──────── MATERIAL FOR THIS EXERCISE ────────
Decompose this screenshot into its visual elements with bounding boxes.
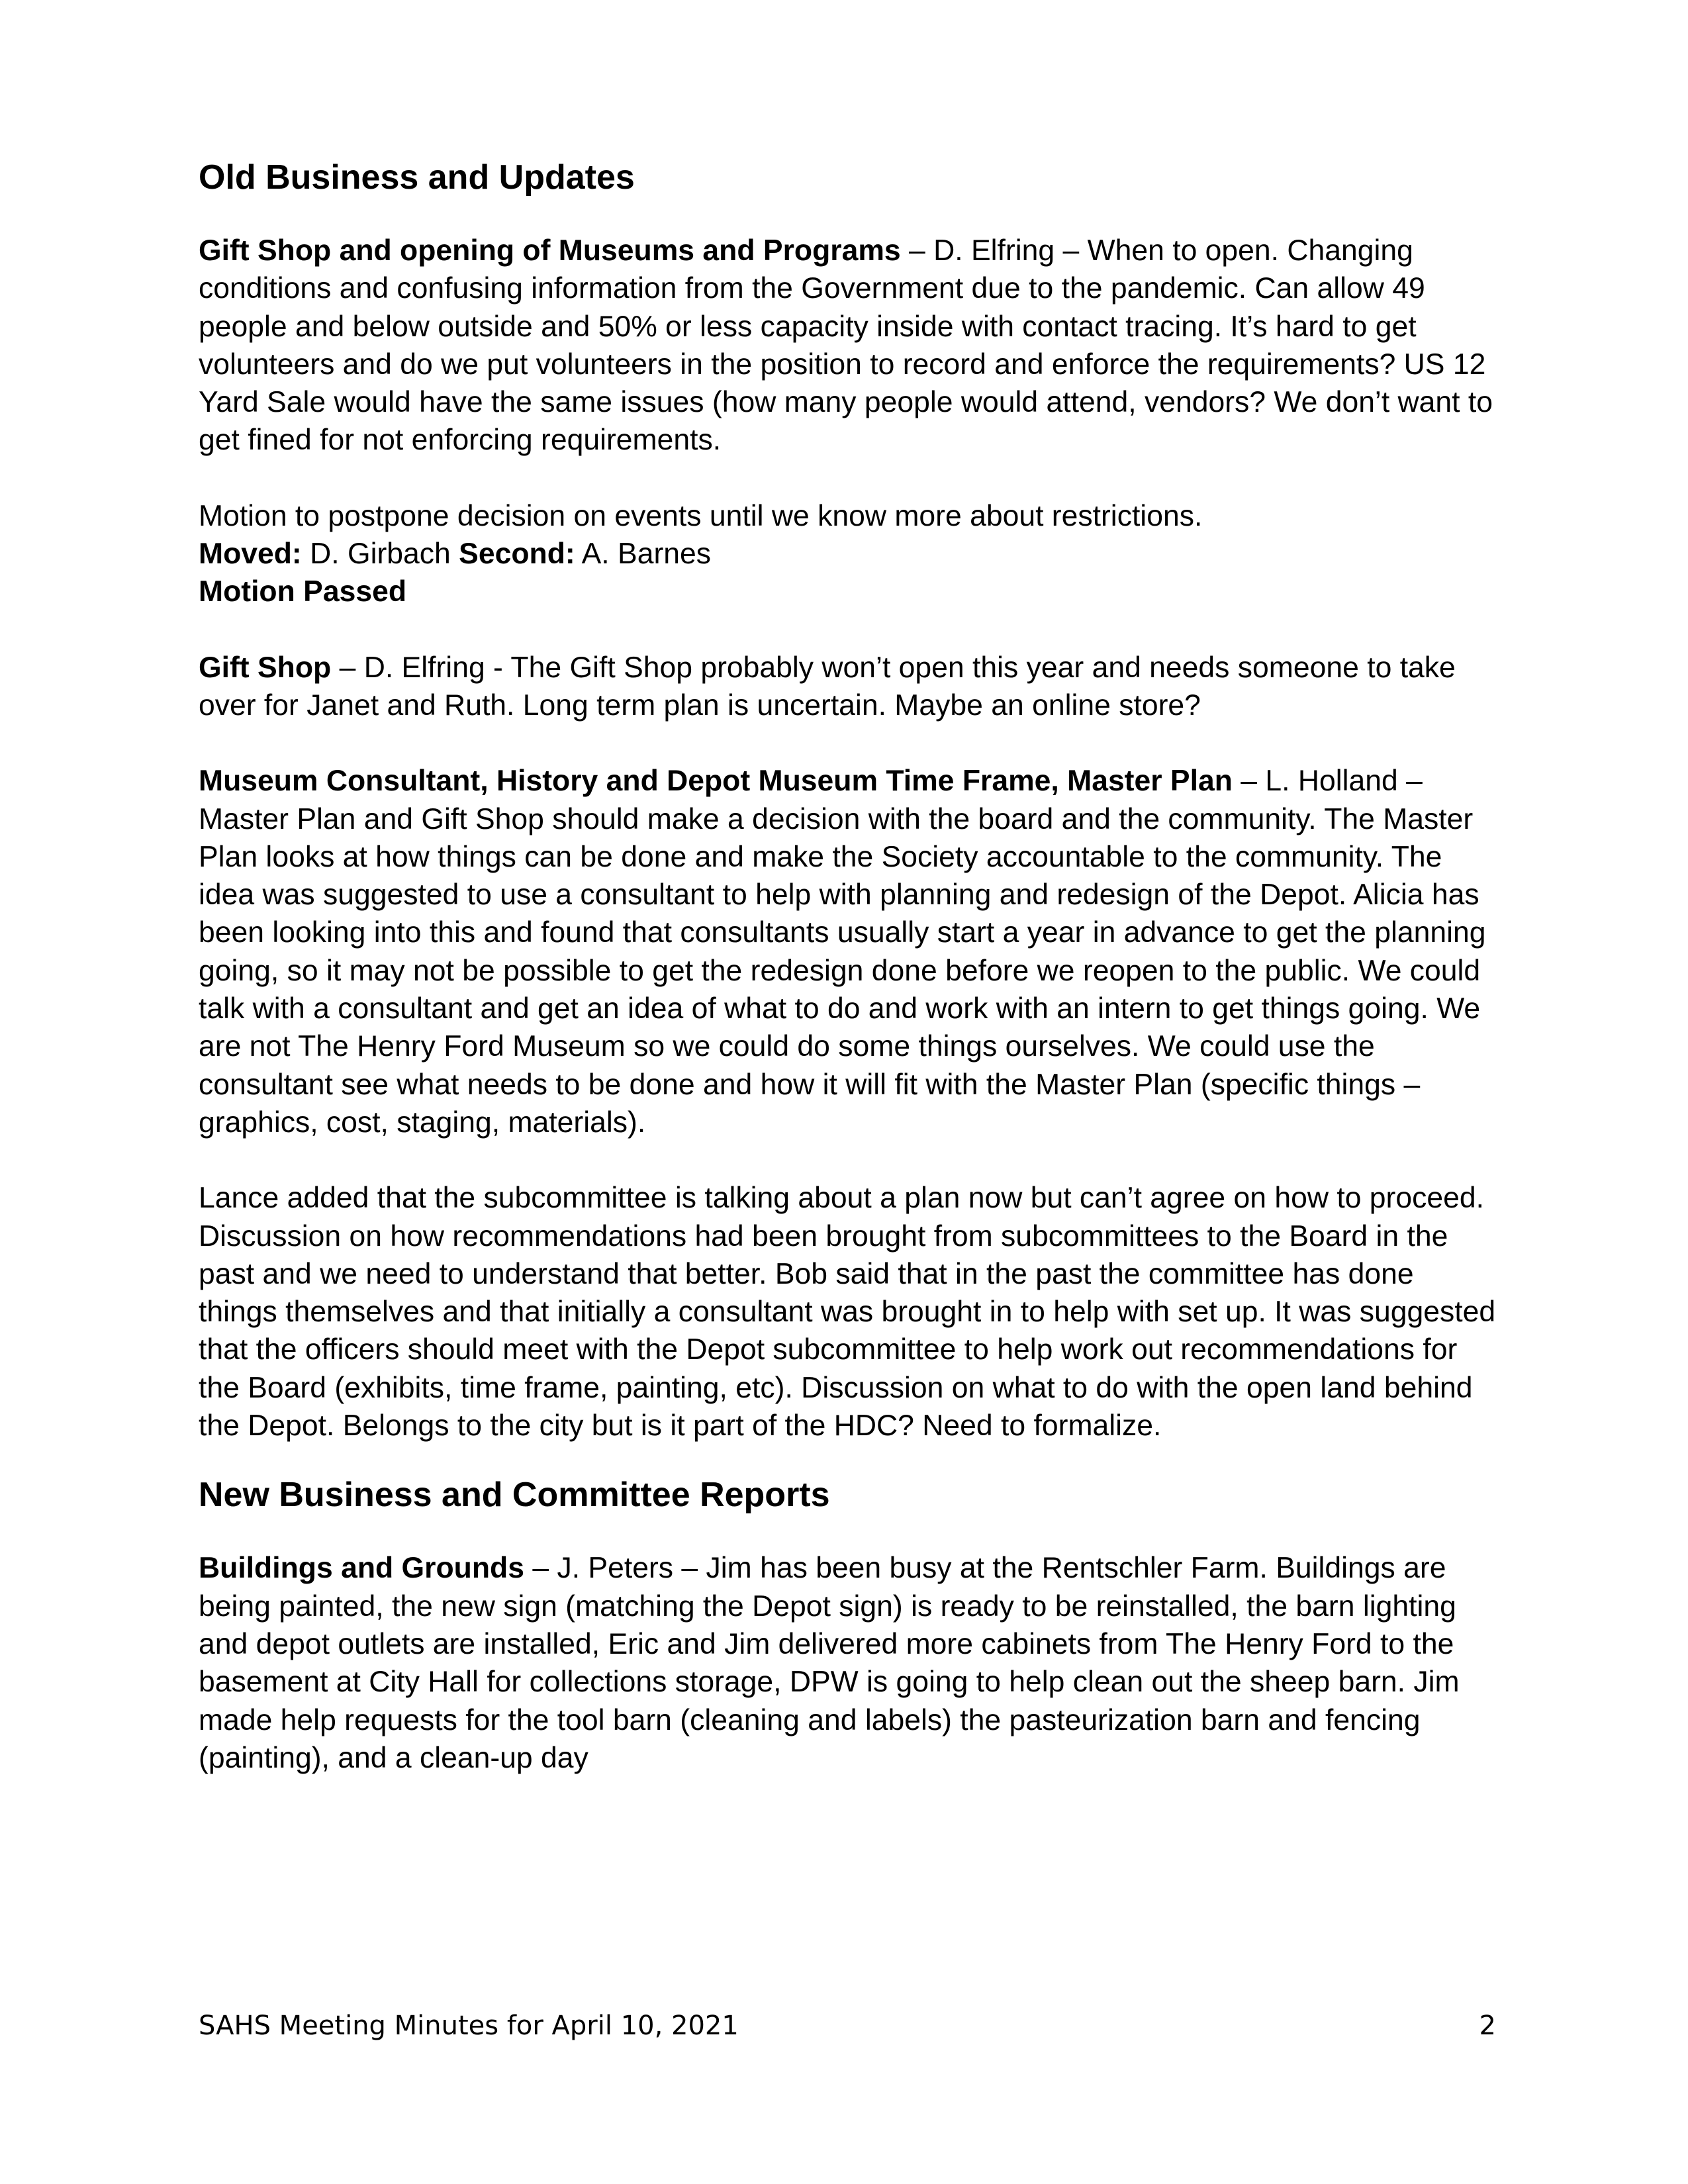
────────
──────── MATERIAL FOR THIS EXERCISE ────────
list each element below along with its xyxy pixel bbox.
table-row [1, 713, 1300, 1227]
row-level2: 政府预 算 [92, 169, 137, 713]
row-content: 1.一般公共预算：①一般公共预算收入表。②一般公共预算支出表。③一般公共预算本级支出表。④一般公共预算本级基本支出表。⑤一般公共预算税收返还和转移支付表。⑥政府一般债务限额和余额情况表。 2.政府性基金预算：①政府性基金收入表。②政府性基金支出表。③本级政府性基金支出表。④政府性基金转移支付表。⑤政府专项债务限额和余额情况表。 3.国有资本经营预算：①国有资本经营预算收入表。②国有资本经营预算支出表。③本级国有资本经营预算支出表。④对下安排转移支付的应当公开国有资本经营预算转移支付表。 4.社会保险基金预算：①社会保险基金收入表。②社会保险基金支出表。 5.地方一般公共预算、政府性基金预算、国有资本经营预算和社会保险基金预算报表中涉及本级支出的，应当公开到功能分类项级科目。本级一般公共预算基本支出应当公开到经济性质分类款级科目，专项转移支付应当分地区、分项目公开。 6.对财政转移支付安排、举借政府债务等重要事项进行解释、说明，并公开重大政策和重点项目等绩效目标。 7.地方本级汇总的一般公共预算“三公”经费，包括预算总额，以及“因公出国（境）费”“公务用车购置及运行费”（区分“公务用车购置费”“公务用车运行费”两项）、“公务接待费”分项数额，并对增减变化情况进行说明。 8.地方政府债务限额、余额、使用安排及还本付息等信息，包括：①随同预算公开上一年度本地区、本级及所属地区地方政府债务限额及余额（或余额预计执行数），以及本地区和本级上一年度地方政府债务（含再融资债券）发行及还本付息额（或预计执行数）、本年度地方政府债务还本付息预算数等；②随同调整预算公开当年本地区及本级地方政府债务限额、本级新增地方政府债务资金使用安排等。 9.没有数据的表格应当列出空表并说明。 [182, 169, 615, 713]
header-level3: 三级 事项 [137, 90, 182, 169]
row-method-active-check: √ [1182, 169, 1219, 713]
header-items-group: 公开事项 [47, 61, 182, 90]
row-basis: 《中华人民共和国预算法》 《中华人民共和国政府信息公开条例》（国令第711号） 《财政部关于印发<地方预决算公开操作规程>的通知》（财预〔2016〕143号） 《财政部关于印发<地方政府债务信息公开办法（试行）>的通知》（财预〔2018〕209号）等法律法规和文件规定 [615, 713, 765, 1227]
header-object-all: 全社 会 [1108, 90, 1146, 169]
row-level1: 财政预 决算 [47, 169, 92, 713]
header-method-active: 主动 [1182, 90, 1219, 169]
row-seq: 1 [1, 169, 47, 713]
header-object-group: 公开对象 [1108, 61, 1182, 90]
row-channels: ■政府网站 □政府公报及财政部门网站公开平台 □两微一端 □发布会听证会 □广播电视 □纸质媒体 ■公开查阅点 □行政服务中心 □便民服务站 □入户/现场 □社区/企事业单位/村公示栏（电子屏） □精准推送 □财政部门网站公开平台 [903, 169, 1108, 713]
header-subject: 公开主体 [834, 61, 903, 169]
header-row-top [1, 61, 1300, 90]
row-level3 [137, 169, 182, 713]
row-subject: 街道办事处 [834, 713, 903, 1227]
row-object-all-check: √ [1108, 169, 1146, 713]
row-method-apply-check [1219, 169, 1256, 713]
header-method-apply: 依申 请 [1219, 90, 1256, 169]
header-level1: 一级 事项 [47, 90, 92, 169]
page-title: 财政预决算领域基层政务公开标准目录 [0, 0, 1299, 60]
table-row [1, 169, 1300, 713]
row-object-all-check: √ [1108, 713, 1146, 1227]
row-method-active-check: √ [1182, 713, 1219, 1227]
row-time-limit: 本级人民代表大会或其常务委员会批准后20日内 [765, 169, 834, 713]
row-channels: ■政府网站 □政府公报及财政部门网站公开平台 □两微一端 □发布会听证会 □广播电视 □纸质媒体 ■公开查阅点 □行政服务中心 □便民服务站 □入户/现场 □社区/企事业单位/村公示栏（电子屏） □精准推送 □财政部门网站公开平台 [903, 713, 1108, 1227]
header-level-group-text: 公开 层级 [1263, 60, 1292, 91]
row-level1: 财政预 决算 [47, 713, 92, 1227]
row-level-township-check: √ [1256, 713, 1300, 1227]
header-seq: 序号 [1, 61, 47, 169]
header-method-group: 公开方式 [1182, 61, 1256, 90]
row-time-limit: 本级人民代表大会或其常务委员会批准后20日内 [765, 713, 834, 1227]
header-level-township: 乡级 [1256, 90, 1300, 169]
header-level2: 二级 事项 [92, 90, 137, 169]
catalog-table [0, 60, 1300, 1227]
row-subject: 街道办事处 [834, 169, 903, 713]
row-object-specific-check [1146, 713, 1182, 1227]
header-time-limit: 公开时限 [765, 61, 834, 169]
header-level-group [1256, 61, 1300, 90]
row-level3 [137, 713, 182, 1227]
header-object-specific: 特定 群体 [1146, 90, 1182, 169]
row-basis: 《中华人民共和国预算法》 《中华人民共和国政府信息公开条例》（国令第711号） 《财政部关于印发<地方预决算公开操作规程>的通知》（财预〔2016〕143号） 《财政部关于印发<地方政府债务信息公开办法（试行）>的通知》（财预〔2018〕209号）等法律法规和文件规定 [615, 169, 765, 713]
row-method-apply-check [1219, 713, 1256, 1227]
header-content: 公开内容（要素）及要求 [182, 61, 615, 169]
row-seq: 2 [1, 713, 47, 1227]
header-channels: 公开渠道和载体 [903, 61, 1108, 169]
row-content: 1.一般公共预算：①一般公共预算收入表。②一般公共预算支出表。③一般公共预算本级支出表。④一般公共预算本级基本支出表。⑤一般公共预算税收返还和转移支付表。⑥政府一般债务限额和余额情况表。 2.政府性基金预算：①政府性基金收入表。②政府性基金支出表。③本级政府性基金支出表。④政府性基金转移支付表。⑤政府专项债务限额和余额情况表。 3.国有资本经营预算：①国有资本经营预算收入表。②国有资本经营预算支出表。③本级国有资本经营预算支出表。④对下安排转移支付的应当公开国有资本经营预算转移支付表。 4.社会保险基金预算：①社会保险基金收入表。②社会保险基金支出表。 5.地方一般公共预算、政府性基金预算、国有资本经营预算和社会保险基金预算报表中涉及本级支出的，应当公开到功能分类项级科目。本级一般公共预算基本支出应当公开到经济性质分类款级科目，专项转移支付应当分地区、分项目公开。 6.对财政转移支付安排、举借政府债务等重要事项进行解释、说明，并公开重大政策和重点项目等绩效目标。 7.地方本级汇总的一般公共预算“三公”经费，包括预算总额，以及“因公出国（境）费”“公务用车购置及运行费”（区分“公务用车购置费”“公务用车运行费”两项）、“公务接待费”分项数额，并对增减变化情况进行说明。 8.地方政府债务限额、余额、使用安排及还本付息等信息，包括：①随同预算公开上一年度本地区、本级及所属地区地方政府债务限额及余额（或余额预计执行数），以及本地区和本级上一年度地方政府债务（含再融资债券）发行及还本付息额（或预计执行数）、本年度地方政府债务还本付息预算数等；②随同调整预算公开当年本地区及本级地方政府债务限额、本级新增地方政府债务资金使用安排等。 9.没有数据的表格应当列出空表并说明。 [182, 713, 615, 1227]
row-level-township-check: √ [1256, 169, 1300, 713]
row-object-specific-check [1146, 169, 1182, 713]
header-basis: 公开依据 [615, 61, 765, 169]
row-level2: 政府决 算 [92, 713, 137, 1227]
────────
TASK GOAL:
Format the material that opens with the line containing "list each element" and closes with the line containing "row-level2: 政府预 算 [92, 169, 137, 713]", both included, as a two-column CSV with the headers input and output. Give one row for each input and its output, with each field quoted and line breaks replaced by spaces.

WRITTEN SOLUTION:
input,output
"list each element below along with its xyxy pixel bbox.","table-row [1, 713, 1300, 1227] row-level2: 政府预 算 [92, 169, 137, 713]"